* _Problem description_
Rewrite the records below, substituting "borehole-label" for every occurrence of "well-label" and leaving all other text unchanged.

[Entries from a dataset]
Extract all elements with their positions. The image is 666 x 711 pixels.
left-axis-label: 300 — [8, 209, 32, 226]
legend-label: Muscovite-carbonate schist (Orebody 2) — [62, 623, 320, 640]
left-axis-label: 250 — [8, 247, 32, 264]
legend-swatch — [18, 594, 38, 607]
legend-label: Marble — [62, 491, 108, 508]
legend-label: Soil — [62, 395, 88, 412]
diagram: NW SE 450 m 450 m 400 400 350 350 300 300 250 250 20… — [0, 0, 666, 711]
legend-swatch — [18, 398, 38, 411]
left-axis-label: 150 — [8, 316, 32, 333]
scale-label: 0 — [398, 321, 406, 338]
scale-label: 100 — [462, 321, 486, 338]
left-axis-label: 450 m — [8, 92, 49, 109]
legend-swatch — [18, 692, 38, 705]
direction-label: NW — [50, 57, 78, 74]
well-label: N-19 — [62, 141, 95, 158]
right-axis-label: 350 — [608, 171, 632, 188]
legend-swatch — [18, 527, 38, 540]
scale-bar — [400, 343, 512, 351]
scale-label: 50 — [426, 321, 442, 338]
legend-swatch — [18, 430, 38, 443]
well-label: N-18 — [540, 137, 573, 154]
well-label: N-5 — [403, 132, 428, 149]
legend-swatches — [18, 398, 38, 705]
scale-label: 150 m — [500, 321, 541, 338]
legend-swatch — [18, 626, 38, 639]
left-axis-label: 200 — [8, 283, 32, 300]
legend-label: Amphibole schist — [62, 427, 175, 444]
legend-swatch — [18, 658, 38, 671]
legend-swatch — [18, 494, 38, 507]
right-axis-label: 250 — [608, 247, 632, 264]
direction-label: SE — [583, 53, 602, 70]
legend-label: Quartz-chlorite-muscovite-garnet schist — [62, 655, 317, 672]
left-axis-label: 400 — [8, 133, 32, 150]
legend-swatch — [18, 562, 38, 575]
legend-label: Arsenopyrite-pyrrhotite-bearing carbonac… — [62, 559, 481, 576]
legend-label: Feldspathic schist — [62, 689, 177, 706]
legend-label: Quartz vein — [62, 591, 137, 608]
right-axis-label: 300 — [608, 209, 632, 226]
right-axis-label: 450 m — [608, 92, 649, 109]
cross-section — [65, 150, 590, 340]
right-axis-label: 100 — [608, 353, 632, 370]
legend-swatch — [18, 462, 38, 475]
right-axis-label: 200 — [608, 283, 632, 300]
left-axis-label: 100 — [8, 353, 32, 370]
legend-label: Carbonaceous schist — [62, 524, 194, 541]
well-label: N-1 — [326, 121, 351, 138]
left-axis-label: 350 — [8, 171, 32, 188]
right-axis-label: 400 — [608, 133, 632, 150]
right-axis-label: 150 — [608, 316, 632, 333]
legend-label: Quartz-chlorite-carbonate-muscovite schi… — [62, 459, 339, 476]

* _Completed exercise_
Extract all elements with their positions. The image is 666 x 711 pixels.
left-axis-label: 300 — [8, 209, 32, 226]
legend-label: Muscovite-carbonate schist (Orebody 2) — [62, 623, 320, 640]
left-axis-label: 250 — [8, 247, 32, 264]
legend-swatch — [18, 594, 38, 607]
legend-label: Marble — [62, 491, 108, 508]
legend-label: Soil — [62, 395, 88, 412]
diagram: NW SE 450 m 450 m 400 400 350 350 300 300 250 250 20… — [0, 0, 666, 711]
legend-swatch — [18, 398, 38, 411]
left-axis-label: 150 — [8, 316, 32, 333]
scale-label: 0 — [398, 321, 406, 338]
scale-label: 100 — [462, 321, 486, 338]
left-axis-label: 450 m — [8, 92, 49, 109]
legend-swatch — [18, 692, 38, 705]
direction-label: NW — [50, 57, 78, 74]
borehole-label: N-19 — [62, 141, 95, 158]
right-axis-label: 350 — [608, 171, 632, 188]
legend-swatch — [18, 527, 38, 540]
scale-bar — [400, 343, 512, 351]
scale-label: 50 — [426, 321, 442, 338]
legend-swatch — [18, 430, 38, 443]
borehole-label: N-18 — [540, 137, 573, 154]
borehole-label: N-5 — [403, 132, 428, 149]
legend-swatches — [18, 398, 38, 705]
scale-label: 150 m — [500, 321, 541, 338]
legend-swatch — [18, 626, 38, 639]
left-axis-label: 200 — [8, 283, 32, 300]
legend-label: Amphibole schist — [62, 427, 175, 444]
legend-swatch — [18, 658, 38, 671]
legend-swatch — [18, 494, 38, 507]
right-axis-label: 250 — [608, 247, 632, 264]
direction-label: SE — [583, 53, 602, 70]
legend-label: Quartz-chlorite-muscovite-garnet schist — [62, 655, 317, 672]
left-axis-label: 400 — [8, 133, 32, 150]
legend-swatch — [18, 562, 38, 575]
legend-label: Arsenopyrite-pyrrhotite-bearing carbonac… — [62, 559, 481, 576]
legend-label: Feldspathic schist — [62, 689, 177, 706]
legend-label: Quartz vein — [62, 591, 137, 608]
right-axis-label: 300 — [608, 209, 632, 226]
right-axis-label: 450 m — [608, 92, 649, 109]
cross-section — [65, 150, 590, 340]
right-axis-label: 100 — [608, 353, 632, 370]
legend-swatch — [18, 462, 38, 475]
right-axis-label: 200 — [608, 283, 632, 300]
left-axis-label: 100 — [8, 353, 32, 370]
legend-label: Carbonaceous schist — [62, 524, 194, 541]
borehole-label: N-1 — [326, 121, 351, 138]
left-axis-label: 350 — [8, 171, 32, 188]
right-axis-label: 400 — [608, 133, 632, 150]
right-axis-label: 150 — [608, 316, 632, 333]
legend-label: Quartz-chlorite-carbonate-muscovite schi… — [62, 459, 339, 476]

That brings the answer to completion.